══ RECORD SET ══

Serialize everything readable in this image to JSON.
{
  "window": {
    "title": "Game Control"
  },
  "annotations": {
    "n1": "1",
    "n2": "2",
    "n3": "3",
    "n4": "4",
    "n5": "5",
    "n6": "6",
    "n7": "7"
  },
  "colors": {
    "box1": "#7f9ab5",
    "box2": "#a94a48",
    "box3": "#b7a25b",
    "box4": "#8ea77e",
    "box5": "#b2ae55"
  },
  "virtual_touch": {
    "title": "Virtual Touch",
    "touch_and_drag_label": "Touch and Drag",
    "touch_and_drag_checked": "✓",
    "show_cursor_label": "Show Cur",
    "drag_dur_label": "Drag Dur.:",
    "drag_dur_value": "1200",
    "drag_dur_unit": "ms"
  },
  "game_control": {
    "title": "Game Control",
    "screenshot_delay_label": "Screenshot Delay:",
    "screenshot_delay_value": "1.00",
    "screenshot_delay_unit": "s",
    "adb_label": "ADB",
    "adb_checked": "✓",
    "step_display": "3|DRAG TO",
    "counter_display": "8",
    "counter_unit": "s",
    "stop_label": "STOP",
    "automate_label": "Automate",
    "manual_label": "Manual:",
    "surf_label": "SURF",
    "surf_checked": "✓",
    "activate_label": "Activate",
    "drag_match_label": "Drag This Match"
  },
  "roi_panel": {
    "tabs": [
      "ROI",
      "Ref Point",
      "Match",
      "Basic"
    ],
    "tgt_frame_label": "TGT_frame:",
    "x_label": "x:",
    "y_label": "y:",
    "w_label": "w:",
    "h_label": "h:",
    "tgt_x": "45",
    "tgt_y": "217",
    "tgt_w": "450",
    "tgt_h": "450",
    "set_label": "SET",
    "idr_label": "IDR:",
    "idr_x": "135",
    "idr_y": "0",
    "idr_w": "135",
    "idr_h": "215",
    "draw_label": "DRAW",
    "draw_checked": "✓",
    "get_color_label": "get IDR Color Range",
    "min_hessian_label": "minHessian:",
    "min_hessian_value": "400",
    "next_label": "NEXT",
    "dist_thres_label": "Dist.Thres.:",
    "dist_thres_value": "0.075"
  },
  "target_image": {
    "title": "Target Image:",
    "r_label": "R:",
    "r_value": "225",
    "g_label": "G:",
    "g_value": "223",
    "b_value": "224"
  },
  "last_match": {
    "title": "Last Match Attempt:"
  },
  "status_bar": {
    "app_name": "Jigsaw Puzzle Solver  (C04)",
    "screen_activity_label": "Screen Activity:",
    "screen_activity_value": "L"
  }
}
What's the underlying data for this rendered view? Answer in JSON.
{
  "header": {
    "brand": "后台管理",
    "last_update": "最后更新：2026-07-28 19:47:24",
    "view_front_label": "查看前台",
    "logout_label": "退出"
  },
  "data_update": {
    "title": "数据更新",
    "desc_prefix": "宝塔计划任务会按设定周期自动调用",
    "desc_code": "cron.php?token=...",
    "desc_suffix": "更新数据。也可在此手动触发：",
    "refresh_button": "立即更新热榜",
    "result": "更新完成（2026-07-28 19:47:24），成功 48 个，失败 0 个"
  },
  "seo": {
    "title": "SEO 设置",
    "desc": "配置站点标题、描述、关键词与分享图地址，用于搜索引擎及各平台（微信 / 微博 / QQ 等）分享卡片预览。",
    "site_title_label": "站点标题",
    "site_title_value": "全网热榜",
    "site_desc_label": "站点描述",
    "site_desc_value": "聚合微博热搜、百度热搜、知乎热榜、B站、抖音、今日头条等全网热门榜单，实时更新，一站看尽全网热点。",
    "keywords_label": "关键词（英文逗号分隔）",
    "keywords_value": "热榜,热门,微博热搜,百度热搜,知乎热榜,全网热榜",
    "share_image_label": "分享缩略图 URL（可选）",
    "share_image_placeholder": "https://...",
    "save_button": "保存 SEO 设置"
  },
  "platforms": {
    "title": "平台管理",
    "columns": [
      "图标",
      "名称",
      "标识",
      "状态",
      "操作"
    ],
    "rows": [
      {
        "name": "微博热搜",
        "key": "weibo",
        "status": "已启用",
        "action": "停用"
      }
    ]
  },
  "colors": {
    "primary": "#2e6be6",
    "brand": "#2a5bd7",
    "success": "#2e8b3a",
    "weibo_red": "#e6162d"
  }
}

═══

_EXERCISE:_
Each line of the material above must be retyped precisely.

_SOLVED PROBLEM:_
Serialize everything readable in this image to JSON.
{
  "window": {
    "title": "Game Control"
  },
  "annotations": {
    "n1": "1",
    "n2": "2",
    "n3": "3",
    "n4": "4",
    "n5": "5",
    "n6": "6",
    "n7": "7"
  },
  "colors": {
    "box1": "#7f9ab5",
    "box2": "#a94a48",
    "box3": "#b7a25b",
    "box4": "#8ea77e",
    "box5": "#b2ae55"
  },
  "virtual_touch": {
    "title": "Virtual Touch",
    "touch_and_drag_label": "Touch and Drag",
    "touch_and_drag_checked": "✓",
    "show_cursor_label": "Show Cur",
    "drag_dur_label": "Drag Dur.:",
    "drag_dur_value": "1200",
    "drag_dur_unit": "ms"
  },
  "game_control": {
    "title": "Game Control",
    "screenshot_delay_label": "Screenshot Delay:",
    "screenshot_delay_value": "1.00",
    "screenshot_delay_unit": "s",
    "adb_label": "ADB",
    "adb_checked": "✓",
    "step_display": "3|DRAG TO",
    "counter_display": "8",
    "counter_unit": "s",
    "stop_label": "STOP",
    "automate_label": "Automate",
    "manual_label": "Manual:",
    "surf_label": "SURF",
    "surf_checked": "✓",
    "activate_label": "Activate",
    "drag_match_label": "Drag This Match"
  },
  "roi_panel": {
    "tabs": [
      "ROI",
      "Ref Point",
      "Match",
      "Basic"
    ],
    "tgt_frame_label": "TGT_frame:",
    "x_label": "x:",
    "y_label": "y:",
    "w_label": "w:",
    "h_label": "h:",
    "tgt_x": "45",
    "tgt_y": "217",
    "tgt_w": "450",
    "tgt_h": "450",
    "set_label": "SET",
    "idr_label": "IDR:",
    "idr_x": "135",
    "idr_y": "0",
    "idr_w": "135",
    "idr_h": "215",
    "draw_label": "DRAW",
    "draw_checked": "✓",
    "get_color_label": "get IDR Color Range",
    "min_hessian_label": "minHessian:",
    "min_hessian_value": "400",
    "next_label": "NEXT",
    "dist_thres_label": "Dist.Thres.:",
    "dist_thres_value": "0.075"
  },
  "target_image": {
    "title": "Target Image:",
    "r_label": "R:",
    "r_value": "225",
    "g_label": "G:",
    "g_value": "223",
    "b_value": "224"
  },
  "last_match": {
    "title": "Last Match Attempt:"
  },
  "status_bar": {
    "app_name": "Jigsaw Puzzle Solver  (C04)",
    "screen_activity_label": "Screen Activity:",
    "screen_activity_value": "L"
  }
}
What's the underlying data for this rendered view? Answer in JSON.
{
  "header": {
    "brand": "后台管理",
    "last_update": "最后更新：2026-07-28 19:47:24",
    "view_front_label": "查看前台",
    "logout_label": "退出"
  },
  "data_update": {
    "title": "数据更新",
    "desc_prefix": "宝塔计划任务会按设定周期自动调用",
    "desc_code": "cron.php?token=...",
    "desc_suffix": "更新数据。也可在此手动触发：",
    "refresh_button": "立即更新热榜",
    "result": "更新完成（2026-07-28 19:47:24），成功 48 个，失败 0 个"
  },
  "seo": {
    "title": "SEO 设置",
    "desc": "配置站点标题、描述、关键词与分享图地址，用于搜索引擎及各平台（微信 / 微博 / QQ 等）分享卡片预览。",
    "site_title_label": "站点标题",
    "site_title_value": "全网热榜",
    "site_desc_label": "站点描述",
    "site_desc_value": "聚合微博热搜、百度热搜、知乎热榜、B站、抖音、今日头条等全网热门榜单，实时更新，一站看尽全网热点。",
    "keywords_label": "关键词（英文逗号分隔）",
    "keywords_value": "热榜,热门,微博热搜,百度热搜,知乎热榜,全网热榜",
    "share_image_label": "分享缩略图 URL（可选）",
    "share_image_placeholder": "https://...",
    "save_button": "保存 SEO 设置"
  },
  "platforms": {
    "title": "平台管理",
    "columns": [
      "图标",
      "名称",
      "标识",
      "状态",
      "操作"
    ],
    "rows": [
      {
        "name": "微博热搜",
        "key": "weibo",
        "status": "已启用",
        "action": "停用"
      }
    ]
  },
  "colors": {
    "primary": "#2e6be6",
    "brand": "#2a5bd7",
    "success": "#2e8b3a",
    "weibo_red": "#e6162d"
  }
}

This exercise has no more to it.